== RECORDS PROVIDED ==

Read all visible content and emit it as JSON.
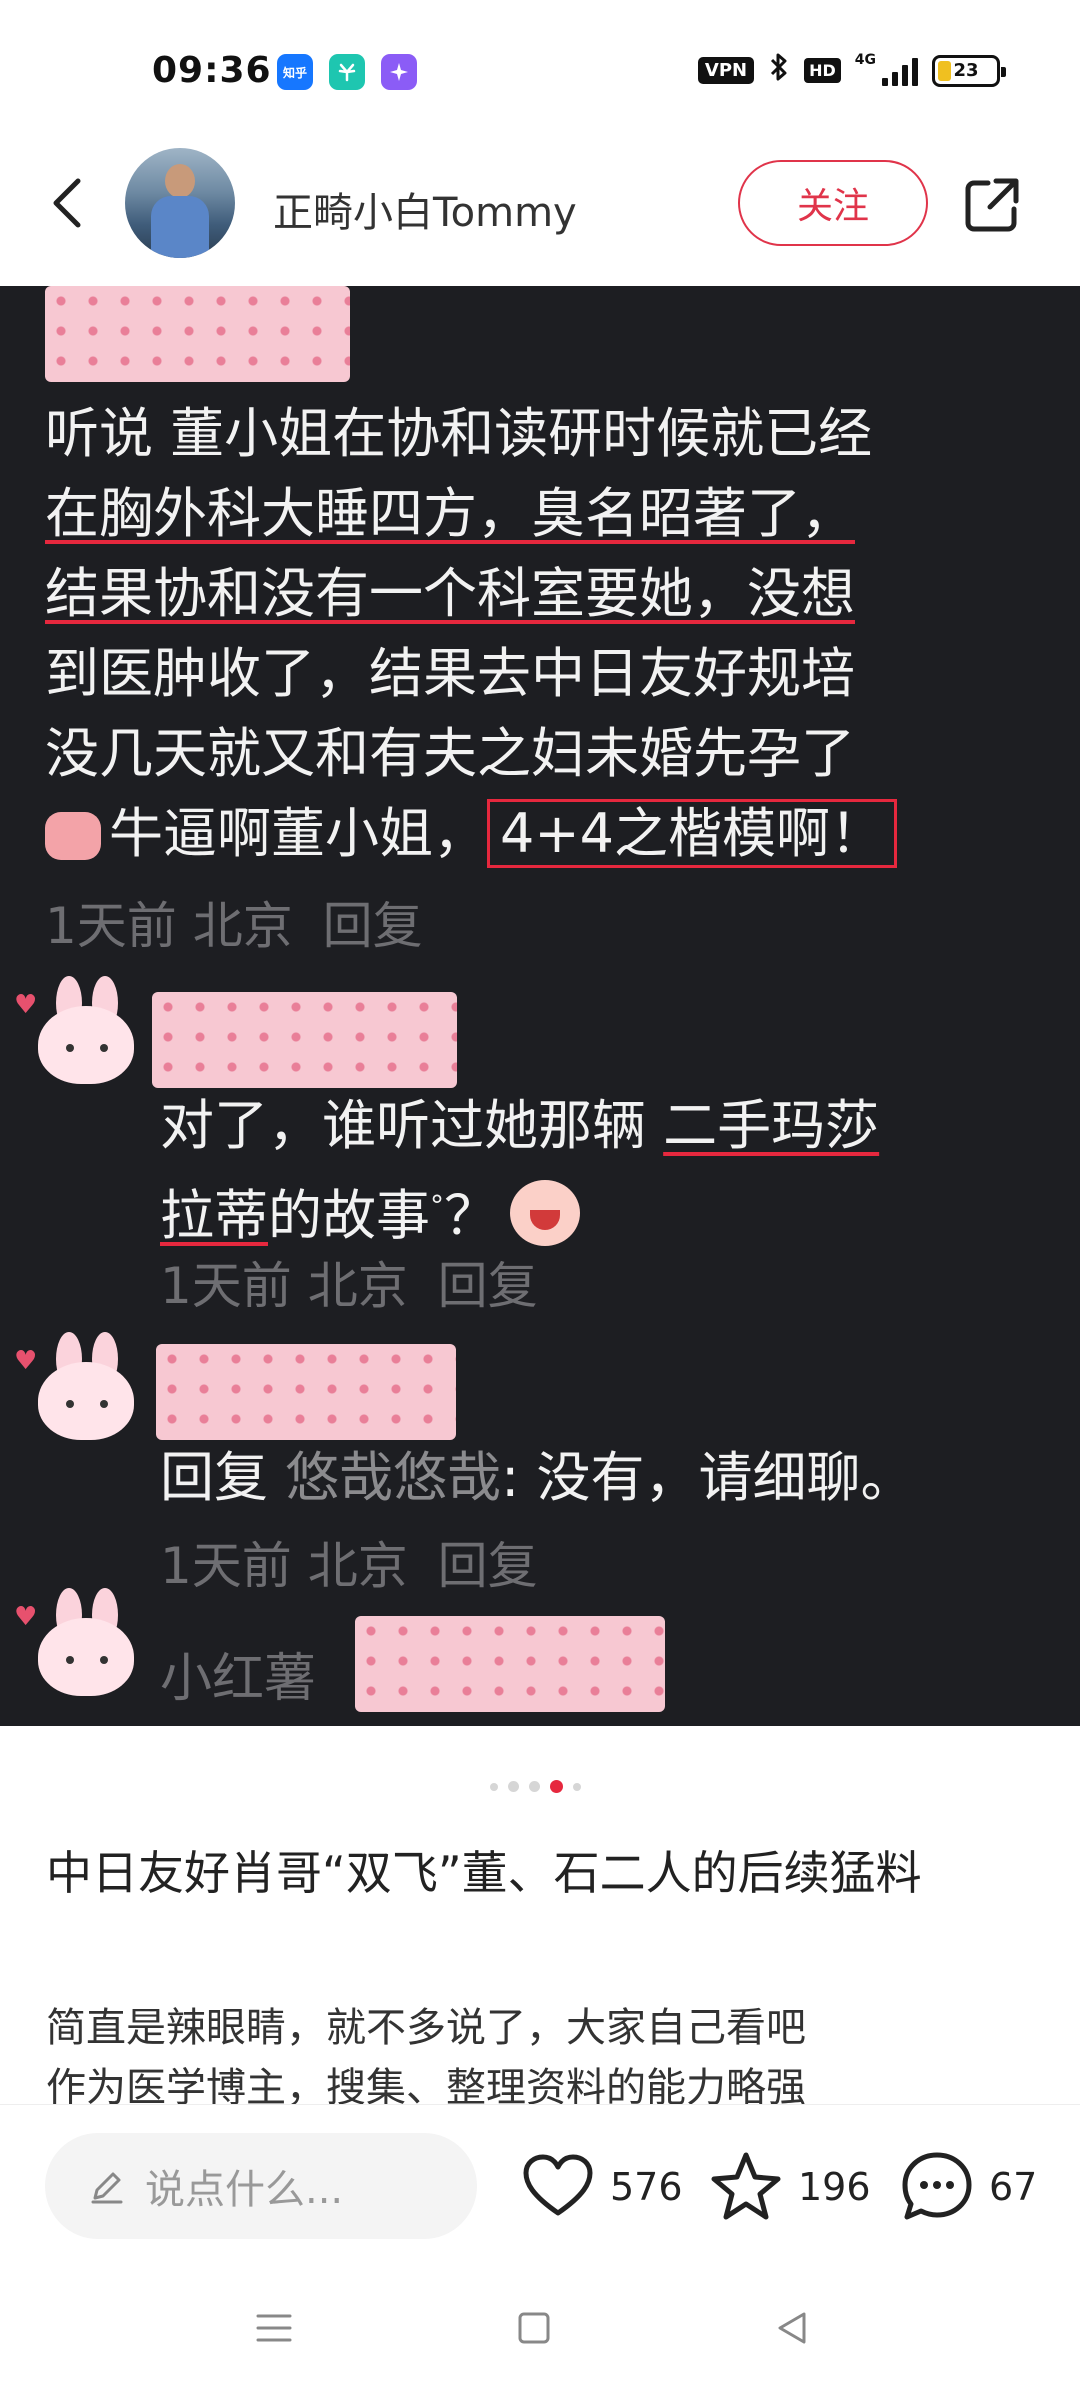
{
  "status_bar": {
    "time": "09:36",
    "app_badges": [
      "知乎",
      "wave",
      "star"
    ],
    "vpn": "VPN",
    "hd": "HD",
    "network": "4G",
    "battery": "23",
    "battery_level": 0.23
  },
  "header": {
    "author_name": "正畸小白Tommy",
    "follow_label": "关注"
  },
  "post_image": {
    "comment1": {
      "lines": [
        "听说 董小姐在协和读研时候就已经",
        "在胸外科大睡四方，臭名昭著了，",
        "结果协和没有一个科室要她，没想",
        "到医肿收了，结果去中日友好规培",
        "没几天就又和有夫之妇未婚先孕了"
      ],
      "last_line_prefix": "牛逼啊董小姐，",
      "last_line_boxed": "4+4之楷模啊！",
      "meta_time": "1天前",
      "meta_loc": "北京",
      "meta_reply": "回复"
    },
    "comment2": {
      "line1_plain": "对了，谁听过她那辆 ",
      "line1_ul": "二手玛莎",
      "line2_ul": "拉蒂",
      "line2_rest": "的故事",
      "line2_end": "？",
      "meta_time": "1天前",
      "meta_loc": "北京",
      "meta_reply": "回复"
    },
    "comment3": {
      "reply_label": "回复",
      "reply_to": "悠哉悠哉",
      "text": ": 没有，请细聊。",
      "meta_time": "1天前",
      "meta_loc": "北京",
      "meta_reply": "回复"
    },
    "comment4": {
      "name": "小红薯"
    }
  },
  "carousel": {
    "count": 5,
    "active_index": 3
  },
  "post": {
    "title": "中日友好肖哥“双飞”董、石二人的后续猛料",
    "body_line1": "简直是辣眼睛，就不多说了，大家自己看吧",
    "body_line2": "作为医学博主，搜集、整理资料的能力略强"
  },
  "action_bar": {
    "comment_placeholder": "说点什么...",
    "likes": "576",
    "favorites": "196",
    "comments": "67"
  }
}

===

» **EXERCISE PROMPT**:
Transcribe the whole listing exactly. Pictures are excluded.

» **REPLY**:
Read all visible content and emit it as JSON.
{
  "status_bar": {
    "time": "09:36",
    "app_badges": [
      "知乎",
      "wave",
      "star"
    ],
    "vpn": "VPN",
    "hd": "HD",
    "network": "4G",
    "battery": "23",
    "battery_level": 0.23
  },
  "header": {
    "author_name": "正畸小白Tommy",
    "follow_label": "关注"
  },
  "post_image": {
    "comment1": {
      "lines": [
        "听说 董小姐在协和读研时候就已经",
        "在胸外科大睡四方，臭名昭著了，",
        "结果协和没有一个科室要她，没想",
        "到医肿收了，结果去中日友好规培",
        "没几天就又和有夫之妇未婚先孕了"
      ],
      "last_line_prefix": "牛逼啊董小姐，",
      "last_line_boxed": "4+4之楷模啊！",
      "meta_time": "1天前",
      "meta_loc": "北京",
      "meta_reply": "回复"
    },
    "comment2": {
      "line1_plain": "对了，谁听过她那辆 ",
      "line1_ul": "二手玛莎",
      "line2_ul": "拉蒂",
      "line2_rest": "的故事",
      "line2_end": "？",
      "meta_time": "1天前",
      "meta_loc": "北京",
      "meta_reply": "回复"
    },
    "comment3": {
      "reply_label": "回复",
      "reply_to": "悠哉悠哉",
      "text": ": 没有，请细聊。",
      "meta_time": "1天前",
      "meta_loc": "北京",
      "meta_reply": "回复"
    },
    "comment4": {
      "name": "小红薯"
    }
  },
  "carousel": {
    "count": 5,
    "active_index": 3
  },
  "post": {
    "title": "中日友好肖哥“双飞”董、石二人的后续猛料",
    "body_line1": "简直是辣眼睛，就不多说了，大家自己看吧",
    "body_line2": "作为医学博主，搜集、整理资料的能力略强"
  },
  "action_bar": {
    "comment_placeholder": "说点什么...",
    "likes": "576",
    "favorites": "196",
    "comments": "67"
  }
}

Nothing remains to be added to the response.